** start **

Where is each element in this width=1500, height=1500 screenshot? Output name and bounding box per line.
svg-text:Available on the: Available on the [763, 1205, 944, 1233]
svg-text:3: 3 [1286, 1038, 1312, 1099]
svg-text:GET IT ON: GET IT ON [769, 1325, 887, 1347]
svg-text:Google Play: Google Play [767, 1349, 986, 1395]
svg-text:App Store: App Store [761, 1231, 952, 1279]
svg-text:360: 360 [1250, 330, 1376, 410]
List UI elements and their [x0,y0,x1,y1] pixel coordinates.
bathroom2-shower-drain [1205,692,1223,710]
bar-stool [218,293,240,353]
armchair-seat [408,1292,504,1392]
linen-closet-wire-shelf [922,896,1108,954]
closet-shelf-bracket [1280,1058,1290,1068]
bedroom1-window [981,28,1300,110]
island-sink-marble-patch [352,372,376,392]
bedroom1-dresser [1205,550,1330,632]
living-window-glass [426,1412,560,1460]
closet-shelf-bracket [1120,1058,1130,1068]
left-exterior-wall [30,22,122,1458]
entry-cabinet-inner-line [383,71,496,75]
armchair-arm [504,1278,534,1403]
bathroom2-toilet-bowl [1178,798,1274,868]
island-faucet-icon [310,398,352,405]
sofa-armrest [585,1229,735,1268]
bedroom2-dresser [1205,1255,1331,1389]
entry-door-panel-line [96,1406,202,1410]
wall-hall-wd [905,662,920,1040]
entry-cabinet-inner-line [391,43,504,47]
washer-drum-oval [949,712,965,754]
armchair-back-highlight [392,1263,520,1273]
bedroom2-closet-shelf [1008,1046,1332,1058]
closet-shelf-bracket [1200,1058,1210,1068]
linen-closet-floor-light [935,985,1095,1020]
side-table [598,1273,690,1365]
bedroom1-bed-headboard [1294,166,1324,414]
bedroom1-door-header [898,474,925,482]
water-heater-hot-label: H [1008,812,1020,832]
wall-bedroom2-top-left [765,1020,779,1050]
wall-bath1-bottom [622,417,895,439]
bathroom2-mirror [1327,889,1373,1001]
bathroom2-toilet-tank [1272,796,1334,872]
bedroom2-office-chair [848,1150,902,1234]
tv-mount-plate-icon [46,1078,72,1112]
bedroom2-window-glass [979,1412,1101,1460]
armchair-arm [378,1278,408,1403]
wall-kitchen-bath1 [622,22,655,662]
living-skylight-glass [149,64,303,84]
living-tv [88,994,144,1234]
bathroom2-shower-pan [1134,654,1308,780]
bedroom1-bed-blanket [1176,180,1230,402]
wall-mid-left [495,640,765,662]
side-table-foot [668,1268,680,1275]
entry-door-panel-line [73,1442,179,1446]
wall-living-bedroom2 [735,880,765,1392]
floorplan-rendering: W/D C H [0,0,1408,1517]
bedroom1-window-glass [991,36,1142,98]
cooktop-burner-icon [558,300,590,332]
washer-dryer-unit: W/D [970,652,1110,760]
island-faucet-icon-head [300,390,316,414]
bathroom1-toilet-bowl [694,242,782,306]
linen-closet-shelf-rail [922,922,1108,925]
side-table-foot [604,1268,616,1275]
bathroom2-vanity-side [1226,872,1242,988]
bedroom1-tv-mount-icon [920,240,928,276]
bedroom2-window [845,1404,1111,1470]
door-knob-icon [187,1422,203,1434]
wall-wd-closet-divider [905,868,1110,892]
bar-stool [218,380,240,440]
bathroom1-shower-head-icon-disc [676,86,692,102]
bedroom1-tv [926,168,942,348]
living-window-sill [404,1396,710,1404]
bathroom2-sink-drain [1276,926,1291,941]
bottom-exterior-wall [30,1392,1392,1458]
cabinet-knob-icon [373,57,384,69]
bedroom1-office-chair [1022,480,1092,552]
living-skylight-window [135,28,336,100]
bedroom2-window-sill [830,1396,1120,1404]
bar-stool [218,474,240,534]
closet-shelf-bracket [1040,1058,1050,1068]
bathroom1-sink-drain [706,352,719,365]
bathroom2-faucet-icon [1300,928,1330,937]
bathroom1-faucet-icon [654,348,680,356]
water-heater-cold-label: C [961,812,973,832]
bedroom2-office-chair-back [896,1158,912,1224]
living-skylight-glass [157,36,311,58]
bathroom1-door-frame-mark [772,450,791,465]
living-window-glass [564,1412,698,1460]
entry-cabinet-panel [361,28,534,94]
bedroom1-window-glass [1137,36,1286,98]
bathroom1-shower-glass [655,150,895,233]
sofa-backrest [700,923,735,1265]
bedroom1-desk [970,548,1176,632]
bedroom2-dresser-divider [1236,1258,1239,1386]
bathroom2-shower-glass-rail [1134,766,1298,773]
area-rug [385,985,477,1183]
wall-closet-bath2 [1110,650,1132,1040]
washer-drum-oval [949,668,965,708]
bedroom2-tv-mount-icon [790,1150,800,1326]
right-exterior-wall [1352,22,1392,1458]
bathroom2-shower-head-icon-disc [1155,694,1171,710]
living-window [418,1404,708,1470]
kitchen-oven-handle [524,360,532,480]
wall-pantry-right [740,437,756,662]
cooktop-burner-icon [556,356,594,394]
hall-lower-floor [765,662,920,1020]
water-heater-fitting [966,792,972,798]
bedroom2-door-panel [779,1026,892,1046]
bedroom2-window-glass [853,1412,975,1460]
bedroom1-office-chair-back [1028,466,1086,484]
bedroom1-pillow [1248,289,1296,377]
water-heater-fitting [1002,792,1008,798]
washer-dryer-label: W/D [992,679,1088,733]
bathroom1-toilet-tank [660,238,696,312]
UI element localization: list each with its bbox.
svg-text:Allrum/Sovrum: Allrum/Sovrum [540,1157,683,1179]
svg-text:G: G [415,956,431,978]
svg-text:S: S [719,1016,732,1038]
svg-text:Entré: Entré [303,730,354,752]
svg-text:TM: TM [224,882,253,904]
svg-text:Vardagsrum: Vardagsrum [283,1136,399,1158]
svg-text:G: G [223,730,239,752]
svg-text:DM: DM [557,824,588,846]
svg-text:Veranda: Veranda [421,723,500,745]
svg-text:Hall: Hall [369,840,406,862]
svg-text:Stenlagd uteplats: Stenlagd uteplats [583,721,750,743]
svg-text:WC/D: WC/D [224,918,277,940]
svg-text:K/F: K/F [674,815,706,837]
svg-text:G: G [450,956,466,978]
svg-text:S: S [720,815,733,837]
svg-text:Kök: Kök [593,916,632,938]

** end **

What you should do:
Report every line of the records that contains the word "fitting", copying each line in full.

Expected output:
water-heater-fitting [966,792,972,798]
water-heater-fitting [1002,792,1008,798]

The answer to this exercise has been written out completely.